Exercise instructions - Review the material line by line. Identify and copy every line that contains the string "this".

Data section -
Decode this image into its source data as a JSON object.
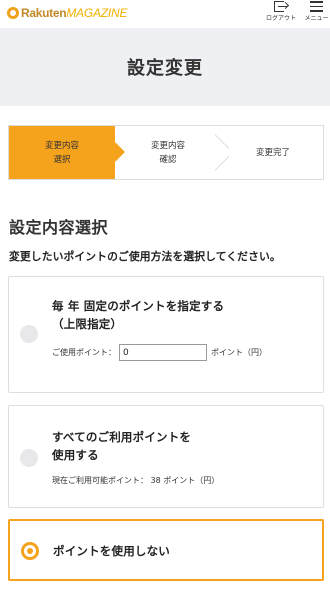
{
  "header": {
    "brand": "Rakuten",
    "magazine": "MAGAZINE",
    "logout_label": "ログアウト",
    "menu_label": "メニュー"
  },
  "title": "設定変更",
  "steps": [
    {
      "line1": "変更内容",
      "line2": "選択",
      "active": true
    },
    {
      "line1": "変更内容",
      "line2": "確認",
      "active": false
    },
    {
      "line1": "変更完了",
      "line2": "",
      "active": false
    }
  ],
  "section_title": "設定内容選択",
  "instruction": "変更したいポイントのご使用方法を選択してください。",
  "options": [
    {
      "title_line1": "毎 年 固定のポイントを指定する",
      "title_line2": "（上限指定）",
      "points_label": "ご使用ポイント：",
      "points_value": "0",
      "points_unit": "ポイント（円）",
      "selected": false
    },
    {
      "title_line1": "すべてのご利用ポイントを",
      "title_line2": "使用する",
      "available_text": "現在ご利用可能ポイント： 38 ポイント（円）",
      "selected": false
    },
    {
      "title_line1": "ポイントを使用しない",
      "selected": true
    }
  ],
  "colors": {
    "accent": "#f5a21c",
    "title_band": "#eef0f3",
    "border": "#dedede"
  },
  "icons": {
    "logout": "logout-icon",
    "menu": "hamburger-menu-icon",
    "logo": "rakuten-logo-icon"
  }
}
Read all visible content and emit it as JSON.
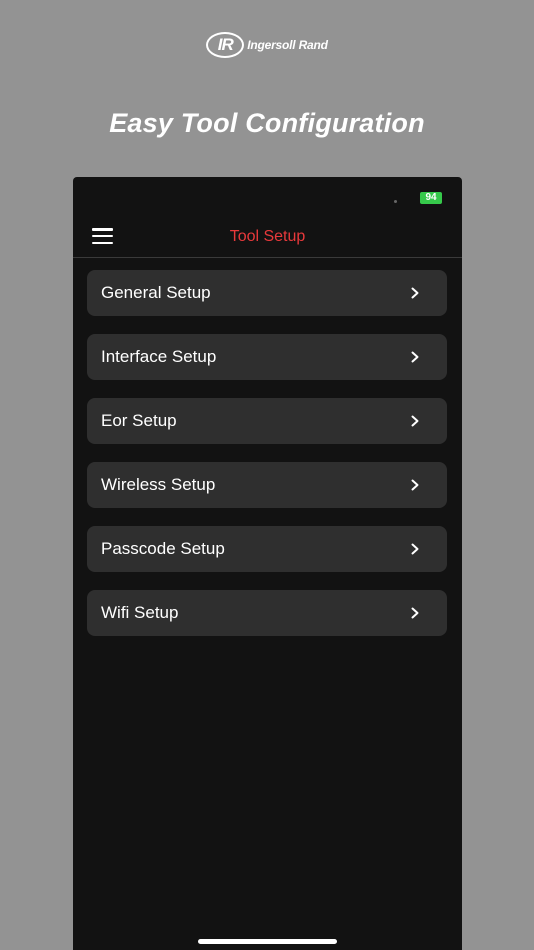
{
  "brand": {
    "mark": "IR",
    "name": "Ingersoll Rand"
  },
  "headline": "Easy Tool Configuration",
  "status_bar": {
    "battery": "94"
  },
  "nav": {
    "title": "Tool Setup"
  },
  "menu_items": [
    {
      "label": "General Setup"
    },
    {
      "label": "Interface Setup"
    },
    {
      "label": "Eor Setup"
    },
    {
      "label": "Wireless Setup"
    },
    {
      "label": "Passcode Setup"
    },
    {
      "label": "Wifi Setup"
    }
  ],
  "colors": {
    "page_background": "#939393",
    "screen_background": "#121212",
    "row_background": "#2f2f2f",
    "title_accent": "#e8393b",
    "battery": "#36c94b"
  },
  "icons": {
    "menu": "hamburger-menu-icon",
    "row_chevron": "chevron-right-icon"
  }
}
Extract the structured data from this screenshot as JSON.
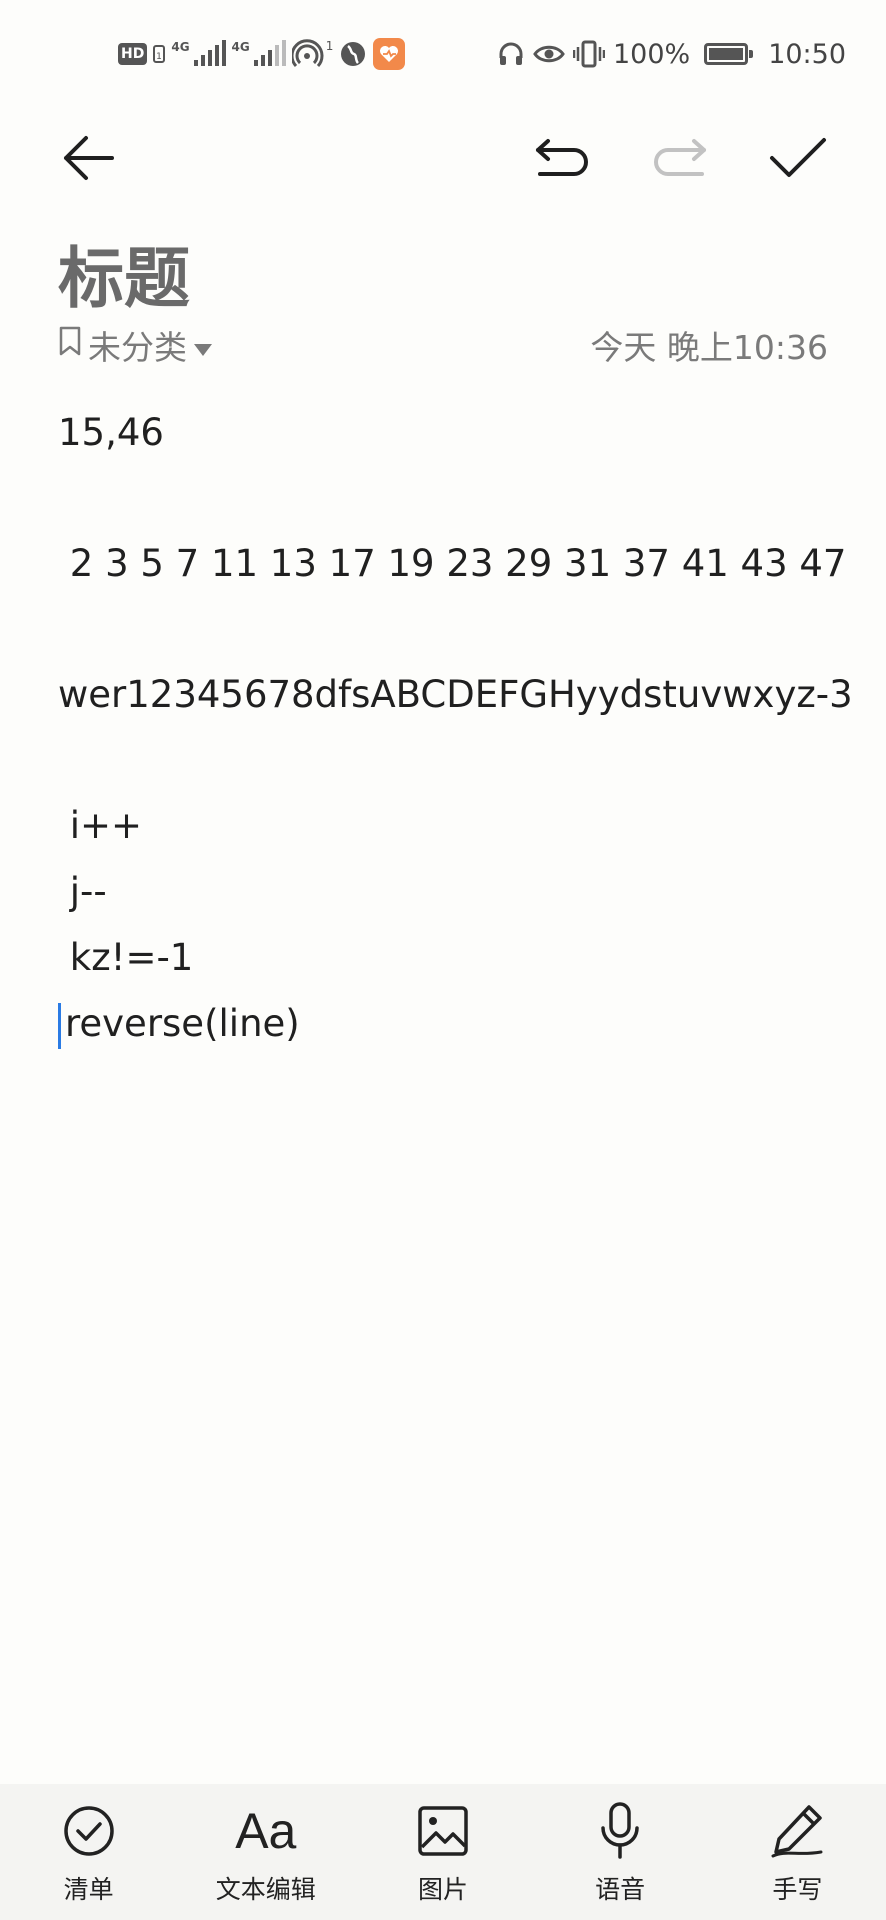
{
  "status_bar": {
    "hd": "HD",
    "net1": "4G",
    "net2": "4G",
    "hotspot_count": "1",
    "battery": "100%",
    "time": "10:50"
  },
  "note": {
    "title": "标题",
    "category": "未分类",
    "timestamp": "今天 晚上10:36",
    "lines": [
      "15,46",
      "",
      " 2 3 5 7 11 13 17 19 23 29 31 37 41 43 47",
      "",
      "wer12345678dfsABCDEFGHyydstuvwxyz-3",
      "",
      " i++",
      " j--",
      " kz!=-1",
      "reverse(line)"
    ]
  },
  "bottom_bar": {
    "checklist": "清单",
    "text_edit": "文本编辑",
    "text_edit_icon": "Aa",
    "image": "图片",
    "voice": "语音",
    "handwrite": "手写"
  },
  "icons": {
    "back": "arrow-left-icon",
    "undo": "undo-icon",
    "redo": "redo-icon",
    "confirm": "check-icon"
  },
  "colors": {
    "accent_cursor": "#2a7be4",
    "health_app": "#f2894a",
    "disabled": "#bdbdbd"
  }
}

Completed exercise -
Decode this image into its source data as a JSON object.
Extract the structured data from this screenshot as JSON.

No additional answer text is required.